#### Aim of the task
Leave the pictures out and reproduce, exactly, the lines from the one with "Convert this screenshot" through the end of the entries below.

#### Dataset excerpts
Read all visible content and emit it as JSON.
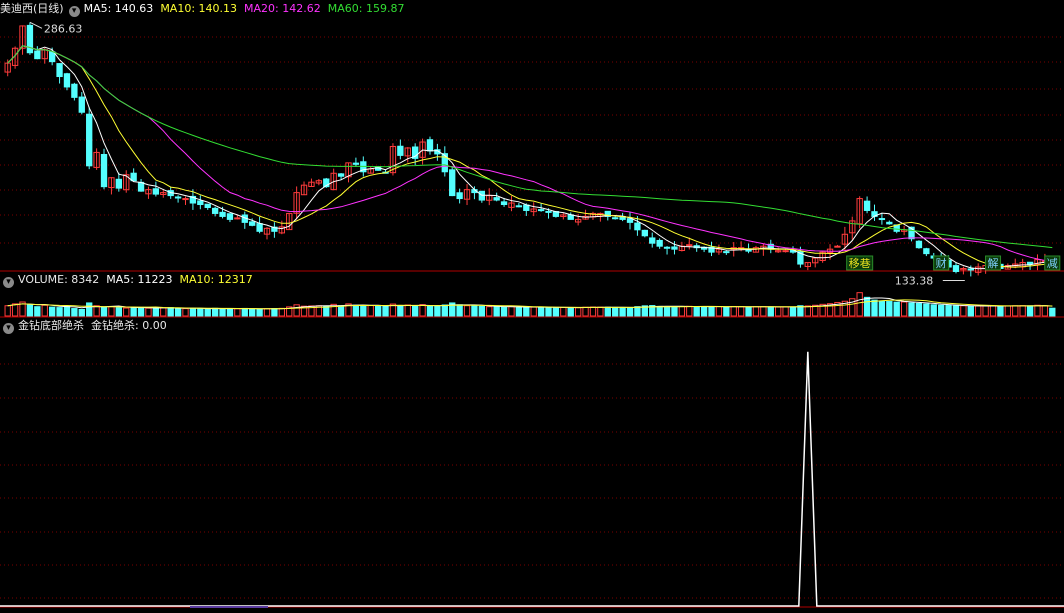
{
  "main_header": {
    "title": "美迪西(日线)",
    "ma5": "MA5: 140.63",
    "ma10": "MA10: 140.13",
    "ma20": "MA20: 142.62",
    "ma60": "MA60: 159.87"
  },
  "vol_header": {
    "label": "VOLUME: 8342",
    "ma5": "MA5: 11223",
    "ma10": "MA10: 12317"
  },
  "ind_header": {
    "label": "金钻底部绝杀",
    "value": "金钻绝杀: 0.00"
  },
  "colors": {
    "up": "#ff3c3c",
    "down": "#54ffff",
    "ma5": "#ffffff",
    "ma10": "#ffff33",
    "ma20": "#ff33ff",
    "ma60": "#33dd33",
    "grid": "#7a0000",
    "separator": "#b00000",
    "signal": "#ffffff"
  },
  "chart_data": {
    "type": "candlestick",
    "high_label": "286.63",
    "low_label": "133.38",
    "price_range": [
      126,
      296
    ],
    "ohlc_closes": [
      265,
      275,
      290,
      272,
      268,
      274,
      266,
      256,
      249,
      242,
      232,
      196,
      205,
      182,
      188,
      181,
      190,
      186,
      179,
      180,
      177,
      178,
      176,
      175,
      174,
      171,
      170,
      168,
      164,
      162,
      160,
      161,
      158,
      156,
      152,
      154,
      152,
      155,
      164,
      178,
      183,
      185,
      186,
      182,
      191,
      189,
      198,
      197,
      192,
      194,
      193,
      191,
      209,
      203,
      208,
      201,
      212,
      206,
      204,
      192,
      176,
      174,
      180,
      178,
      173,
      176,
      173,
      170,
      171,
      169,
      166,
      167,
      166,
      165,
      162,
      163,
      160,
      160,
      162,
      164,
      164,
      162,
      161,
      160,
      158,
      153,
      149,
      144,
      142,
      141,
      140,
      142,
      143,
      141,
      140,
      138,
      140,
      138,
      141,
      141,
      139,
      141,
      142,
      140,
      139,
      139,
      138,
      130,
      131,
      134,
      138,
      140,
      142,
      150,
      159,
      174,
      166,
      162,
      160,
      157,
      152,
      153,
      147,
      141,
      137,
      134,
      131,
      128,
      125,
      127,
      126,
      128,
      129,
      130,
      127,
      129,
      130,
      131,
      130,
      133,
      132,
      131
    ],
    "events": [
      "移巷",
      "财",
      "解",
      "减"
    ],
    "volume": {
      "range": [
        0,
        30000
      ],
      "values": [
        11000,
        13000,
        15000,
        12000,
        10000,
        11500,
        9500,
        9000,
        10500,
        8000,
        7000,
        14000,
        11000,
        9500,
        10000,
        9000,
        8500,
        8800,
        9200,
        8400,
        8000,
        8800,
        9000,
        8300,
        7900,
        8100,
        7700,
        7600,
        8200,
        8000,
        7900,
        7800,
        8100,
        7600,
        7400,
        7800,
        8000,
        8200,
        9800,
        12000,
        10500,
        10800,
        11000,
        10200,
        12500,
        11000,
        13000,
        11500,
        10800,
        11200,
        10600,
        10300,
        12800,
        10900,
        11800,
        10400,
        12200,
        10900,
        10500,
        11800,
        14000,
        12000,
        11000,
        10800,
        10400,
        10000,
        9800,
        9600,
        10200,
        9400,
        9300,
        9500,
        9200,
        9100,
        9000,
        9100,
        8900,
        8900,
        9400,
        9600,
        9500,
        9400,
        9200,
        9000,
        8900,
        10000,
        10900,
        11200,
        10300,
        10100,
        9900,
        10200,
        10400,
        10100,
        9900,
        9800,
        10100,
        9700,
        10200,
        10000,
        9700,
        9900,
        10000,
        9800,
        9600,
        9700,
        9500,
        11000,
        10800,
        11500,
        12500,
        13200,
        14500,
        15800,
        18500,
        25000,
        20000,
        17000,
        16000,
        15500,
        14800,
        15000,
        14000,
        13500,
        12800,
        12000,
        11500,
        11200,
        10800,
        11000,
        10500,
        10700,
        10800,
        11000,
        10400,
        10800,
        11000,
        11100,
        10900,
        11500,
        11000,
        8342
      ],
      "ma5": 11223,
      "ma10": 12317
    },
    "indicator": {
      "name": "金钻绝杀",
      "current": 0.0,
      "spike_index": 108,
      "spike_value": 1,
      "range": [
        0,
        1.07
      ]
    }
  }
}
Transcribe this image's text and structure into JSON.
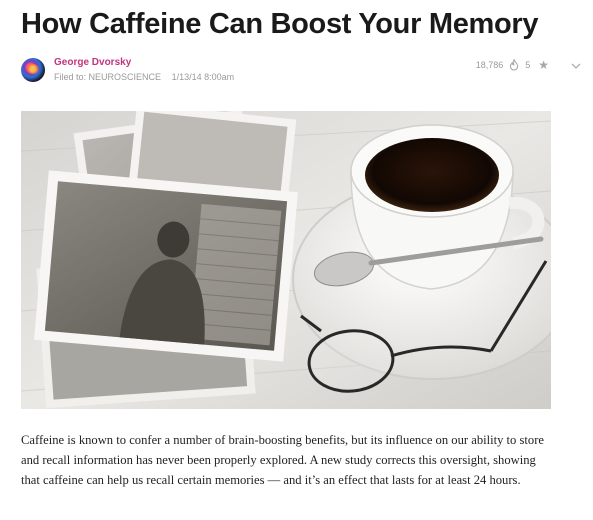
{
  "article": {
    "title": "How Caffeine Can Boost Your Memory",
    "author": "George Dvorsky",
    "filed_prefix": "Filed to:",
    "category": "NEUROSCIENCE",
    "timestamp": "1/13/14 8:00am",
    "views": "18,786",
    "reactions": "5",
    "body": "Caffeine is known to confer a number of brain-boosting benefits, but its influence on our ability to store and recall information has never been properly explored. A new study corrects this oversight, showing that caffeine can help us recall certain memories — and it’s an effect that lasts for at least 24 hours."
  },
  "icons": {
    "avatar": "author-avatar",
    "flame": "flame-icon",
    "star": "star-icon",
    "chevron": "chevron-down-icon"
  },
  "colors": {
    "author": "#c0357e",
    "meta": "#9a9a9a",
    "title": "#1a1a1a"
  }
}
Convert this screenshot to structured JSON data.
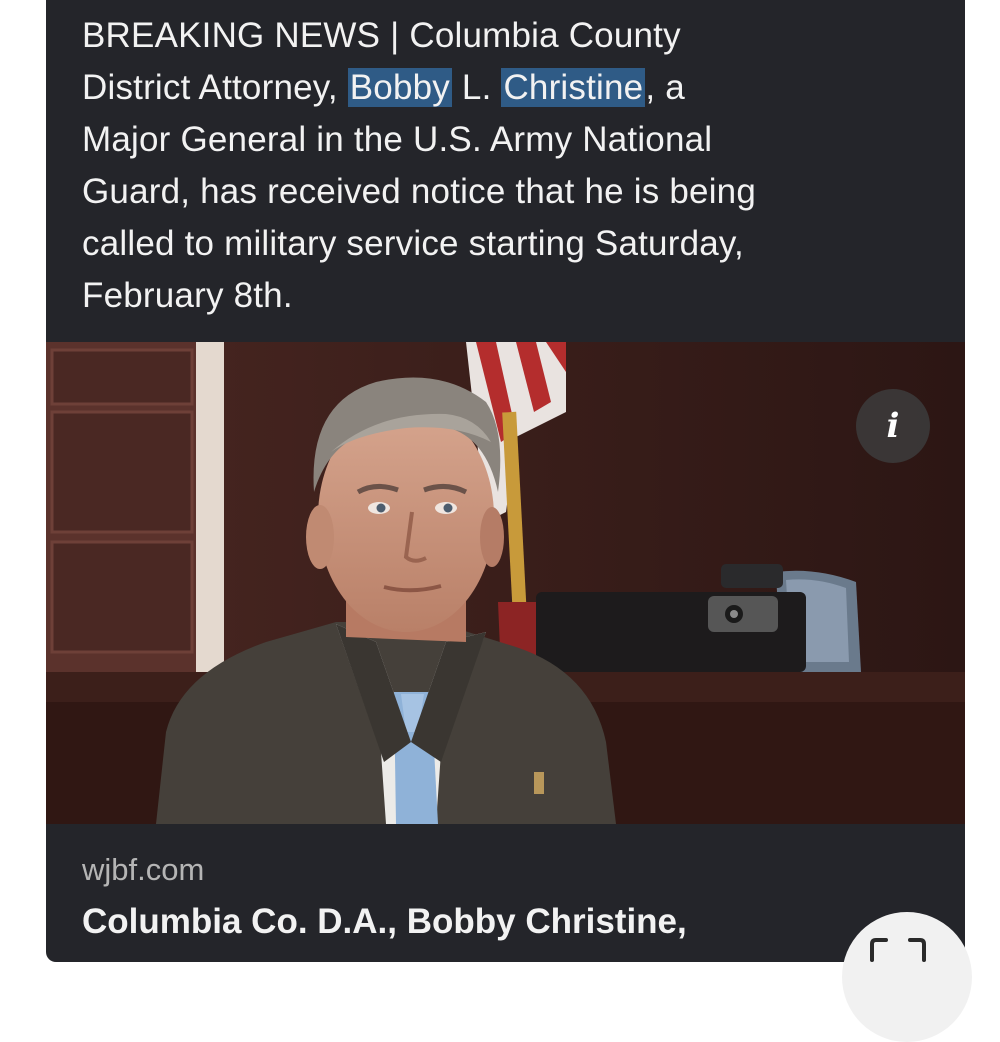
{
  "post": {
    "line1": "BREAKING NEWS | Columbia County",
    "line2_prefix": "District Attorney, ",
    "line2_highlight1": "Bobby",
    "line2_mid": " L. ",
    "line2_highlight2": "Christine",
    "line2_suffix": ", a",
    "line3": "Major General in the U.S. Army National",
    "line4": "Guard, has received notice that he is being",
    "line5": "called to military service starting Saturday,",
    "line6": "February 8th."
  },
  "link_preview": {
    "source": "wjbf.com",
    "headline": "Columbia Co. D.A., Bobby Christine,"
  },
  "colors": {
    "card_background": "#24252a",
    "text_highlight": "#2f5b86"
  },
  "icons": {
    "info": "info-icon",
    "screenshot": "screenshot-icon"
  }
}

#### Task answer
Convert this screenshot to structured JSON data.
{
  "post": {
    "line1": "BREAKING NEWS | Columbia County",
    "line2_prefix": "District Attorney, ",
    "line2_highlight1": "Bobby",
    "line2_mid": " L. ",
    "line2_highlight2": "Christine",
    "line2_suffix": ", a",
    "line3": "Major General in the U.S. Army National",
    "line4": "Guard, has received notice that he is being",
    "line5": "called to military service starting Saturday,",
    "line6": "February 8th."
  },
  "link_preview": {
    "source": "wjbf.com",
    "headline": "Columbia Co. D.A., Bobby Christine,"
  },
  "colors": {
    "card_background": "#24252a",
    "text_highlight": "#2f5b86"
  },
  "icons": {
    "info": "info-icon",
    "screenshot": "screenshot-icon"
  }
}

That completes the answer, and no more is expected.